■ Data excerpts:

------------------------------------------------------------------------

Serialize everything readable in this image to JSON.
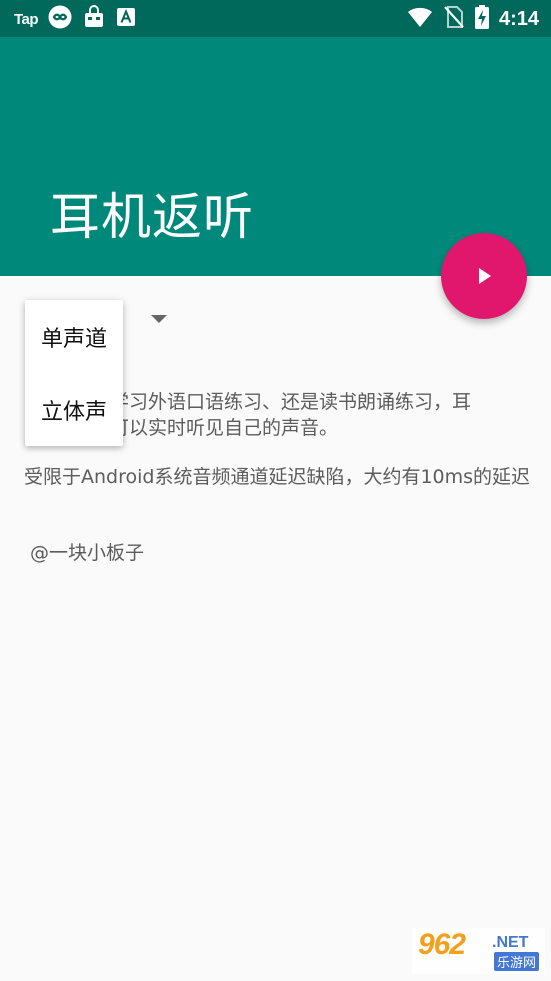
{
  "status_bar": {
    "tap_label": "Tap",
    "time": "4:14",
    "icons": [
      "infinity-app-icon",
      "shopping-bag-icon",
      "font-a-icon",
      "wifi-icon",
      "no-sim-icon",
      "battery-charging-icon"
    ]
  },
  "app_bar": {
    "title": "耳机返听",
    "background_color": "#00897b",
    "status_color": "#00695c"
  },
  "fab": {
    "icon": "play-icon",
    "color": "#e0176c"
  },
  "dropdown": {
    "options": [
      "单声道",
      "立体声"
    ]
  },
  "body": {
    "paragraph_1_visible_start": "学习外语口语练习、还是读书朗诵练习，耳",
    "paragraph_1_visible_end": "可以实时听见自己的声音。",
    "paragraph_2": " 受限于Android系统音频通道延迟缺陷，大约有10ms的延迟",
    "author": "@一块小板子"
  },
  "watermark": {
    "main": "962",
    "domain": ".NET",
    "sub": "乐游网"
  }
}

------------------------------------------------------------------------

■ WORK REQUIRED: Write out each entry exactly as given, but skip the pictures.

■ SOLUTION FOR THIS EXERCISE:
Serialize everything readable in this image to JSON.
{
  "status_bar": {
    "tap_label": "Tap",
    "time": "4:14",
    "icons": [
      "infinity-app-icon",
      "shopping-bag-icon",
      "font-a-icon",
      "wifi-icon",
      "no-sim-icon",
      "battery-charging-icon"
    ]
  },
  "app_bar": {
    "title": "耳机返听",
    "background_color": "#00897b",
    "status_color": "#00695c"
  },
  "fab": {
    "icon": "play-icon",
    "color": "#e0176c"
  },
  "dropdown": {
    "options": [
      "单声道",
      "立体声"
    ]
  },
  "body": {
    "paragraph_1_visible_start": "学习外语口语练习、还是读书朗诵练习，耳",
    "paragraph_1_visible_end": "可以实时听见自己的声音。",
    "paragraph_2": " 受限于Android系统音频通道延迟缺陷，大约有10ms的延迟",
    "author": "@一块小板子"
  },
  "watermark": {
    "main": "962",
    "domain": ".NET",
    "sub": "乐游网"
  }
}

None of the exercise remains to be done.